## Extracted data
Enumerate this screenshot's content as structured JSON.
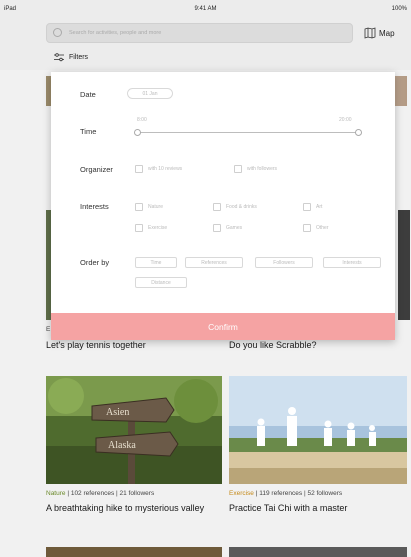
{
  "status_bar": {
    "carrier": "iPad",
    "time": "9:41 AM",
    "battery": "100%"
  },
  "search": {
    "placeholder": "Search for activities, people and more"
  },
  "map_button": {
    "label": "Map",
    "icon": "map-icon"
  },
  "filters_button": {
    "label": "Filters",
    "icon": "sliders-icon"
  },
  "filters": {
    "date": {
      "label": "Date",
      "value": "01 Jan"
    },
    "time": {
      "label": "Time",
      "from": "8:00",
      "to": "20:00"
    },
    "organizer": {
      "label": "Organizer",
      "options": [
        "with 10 reviews",
        "with followers"
      ]
    },
    "interests": {
      "label": "Interests",
      "options": [
        "Nature",
        "Food & drinks",
        "Art",
        "Exercise",
        "Games",
        "Other"
      ]
    },
    "order_by": {
      "label": "Order by",
      "options": [
        "Time",
        "References",
        "Followers",
        "Interests",
        "Distance"
      ]
    },
    "confirm_label": "Confirm"
  },
  "cards": [
    {
      "category": "E",
      "title": "Let's play tennis together"
    },
    {
      "category": "",
      "title": "Do you like Scrabble?"
    },
    {
      "category": "Nature",
      "references": "102 references",
      "followers": "21 followers",
      "title": "A breathtaking hike to mysterious valley",
      "sign_top": "Asien",
      "sign_bottom": "Alaska"
    },
    {
      "category": "Exercise",
      "references": "119 references",
      "followers": "52 followers",
      "title": "Practice Tai Chi with a master"
    }
  ],
  "colors": {
    "confirm": "#f5a3a3",
    "nature": "#6b8a2a",
    "exercise": "#c58a1a"
  }
}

## Exercise
Give an exact copy of the material, leaving out every picture.

## Answer for the task
Enumerate this screenshot's content as structured JSON.
{
  "status_bar": {
    "carrier": "iPad",
    "time": "9:41 AM",
    "battery": "100%"
  },
  "search": {
    "placeholder": "Search for activities, people and more"
  },
  "map_button": {
    "label": "Map",
    "icon": "map-icon"
  },
  "filters_button": {
    "label": "Filters",
    "icon": "sliders-icon"
  },
  "filters": {
    "date": {
      "label": "Date",
      "value": "01 Jan"
    },
    "time": {
      "label": "Time",
      "from": "8:00",
      "to": "20:00"
    },
    "organizer": {
      "label": "Organizer",
      "options": [
        "with 10 reviews",
        "with followers"
      ]
    },
    "interests": {
      "label": "Interests",
      "options": [
        "Nature",
        "Food & drinks",
        "Art",
        "Exercise",
        "Games",
        "Other"
      ]
    },
    "order_by": {
      "label": "Order by",
      "options": [
        "Time",
        "References",
        "Followers",
        "Interests",
        "Distance"
      ]
    },
    "confirm_label": "Confirm"
  },
  "cards": [
    {
      "category": "E",
      "title": "Let's play tennis together"
    },
    {
      "category": "",
      "title": "Do you like Scrabble?"
    },
    {
      "category": "Nature",
      "references": "102 references",
      "followers": "21 followers",
      "title": "A breathtaking hike to mysterious valley",
      "sign_top": "Asien",
      "sign_bottom": "Alaska"
    },
    {
      "category": "Exercise",
      "references": "119 references",
      "followers": "52 followers",
      "title": "Practice Tai Chi with a master"
    }
  ],
  "colors": {
    "confirm": "#f5a3a3",
    "nature": "#6b8a2a",
    "exercise": "#c58a1a"
  }
}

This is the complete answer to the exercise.